- PROMPT
Find the line that contains "Transcribe the text in this document.". Repeat that line and all lines following it, exactly, through the end of the listing below.

- ROWS

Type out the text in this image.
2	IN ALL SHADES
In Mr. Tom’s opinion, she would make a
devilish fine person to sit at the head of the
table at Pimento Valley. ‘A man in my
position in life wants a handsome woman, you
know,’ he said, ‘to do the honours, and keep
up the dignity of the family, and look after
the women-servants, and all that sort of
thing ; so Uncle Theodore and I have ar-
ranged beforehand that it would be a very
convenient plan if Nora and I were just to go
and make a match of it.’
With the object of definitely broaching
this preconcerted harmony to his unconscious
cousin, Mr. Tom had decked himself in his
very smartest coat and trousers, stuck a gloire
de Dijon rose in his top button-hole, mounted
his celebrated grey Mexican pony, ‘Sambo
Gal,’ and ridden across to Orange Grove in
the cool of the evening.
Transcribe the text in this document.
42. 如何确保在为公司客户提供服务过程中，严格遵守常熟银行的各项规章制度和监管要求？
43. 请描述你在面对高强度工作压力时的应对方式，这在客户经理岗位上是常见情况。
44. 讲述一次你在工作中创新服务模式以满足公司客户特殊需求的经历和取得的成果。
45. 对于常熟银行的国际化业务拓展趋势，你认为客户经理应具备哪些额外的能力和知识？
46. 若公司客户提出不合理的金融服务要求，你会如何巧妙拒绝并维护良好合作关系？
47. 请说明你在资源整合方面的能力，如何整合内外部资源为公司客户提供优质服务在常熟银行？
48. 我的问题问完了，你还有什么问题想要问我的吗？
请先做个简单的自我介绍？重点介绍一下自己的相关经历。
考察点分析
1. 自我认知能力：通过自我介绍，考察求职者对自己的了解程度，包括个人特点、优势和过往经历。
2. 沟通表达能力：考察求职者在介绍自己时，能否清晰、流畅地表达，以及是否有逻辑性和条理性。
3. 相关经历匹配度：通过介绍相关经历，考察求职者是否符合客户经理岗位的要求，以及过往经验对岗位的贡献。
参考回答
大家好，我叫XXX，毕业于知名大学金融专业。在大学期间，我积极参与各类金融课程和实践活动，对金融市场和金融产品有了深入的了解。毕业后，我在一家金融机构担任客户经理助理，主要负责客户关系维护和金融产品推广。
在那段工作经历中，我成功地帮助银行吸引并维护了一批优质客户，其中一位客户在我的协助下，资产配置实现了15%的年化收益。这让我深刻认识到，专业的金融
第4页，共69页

- SOLUTION TO THIS TASK
Transcribe the text in this document.
42. 如何确保在为公司客户提供服务过程中，严格遵守常熟银行的各项规章制度和监管要求？
43. 请描述你在面对高强度工作压力时的应对方式，这在客户经理岗位上是常见情况。
44. 讲述一次你在工作中创新服务模式以满足公司客户特殊需求的经历和取得的成果。
45. 对于常熟银行的国际化业务拓展趋势，你认为客户经理应具备哪些额外的能力和知识？
46. 若公司客户提出不合理的金融服务要求，你会如何巧妙拒绝并维护良好合作关系？
47. 请说明你在资源整合方面的能力，如何整合内外部资源为公司客户提供优质服务在常熟银行？
48. 我的问题问完了，你还有什么问题想要问我的吗？
请先做个简单的自我介绍？重点介绍一下自己的相关经历。
考察点分析
1. 自我认知能力：通过自我介绍，考察求职者对自己的了解程度，包括个人特点、优势和过往经历。
2. 沟通表达能力：考察求职者在介绍自己时，能否清晰、流畅地表达，以及是否有逻辑性和条理性。
3. 相关经历匹配度：通过介绍相关经历，考察求职者是否符合客户经理岗位的要求，以及过往经验对岗位的贡献。
参考回答
大家好，我叫XXX，毕业于知名大学金融专业。在大学期间，我积极参与各类金融课程和实践活动，对金融市场和金融产品有了深入的了解。毕业后，我在一家金融机构担任客户经理助理，主要负责客户关系维护和金融产品推广。
在那段工作经历中，我成功地帮助银行吸引并维护了一批优质客户，其中一位客户在我的协助下，资产配置实现了15%的年化收益。这让我深刻认识到，专业的金融
第4页，共69页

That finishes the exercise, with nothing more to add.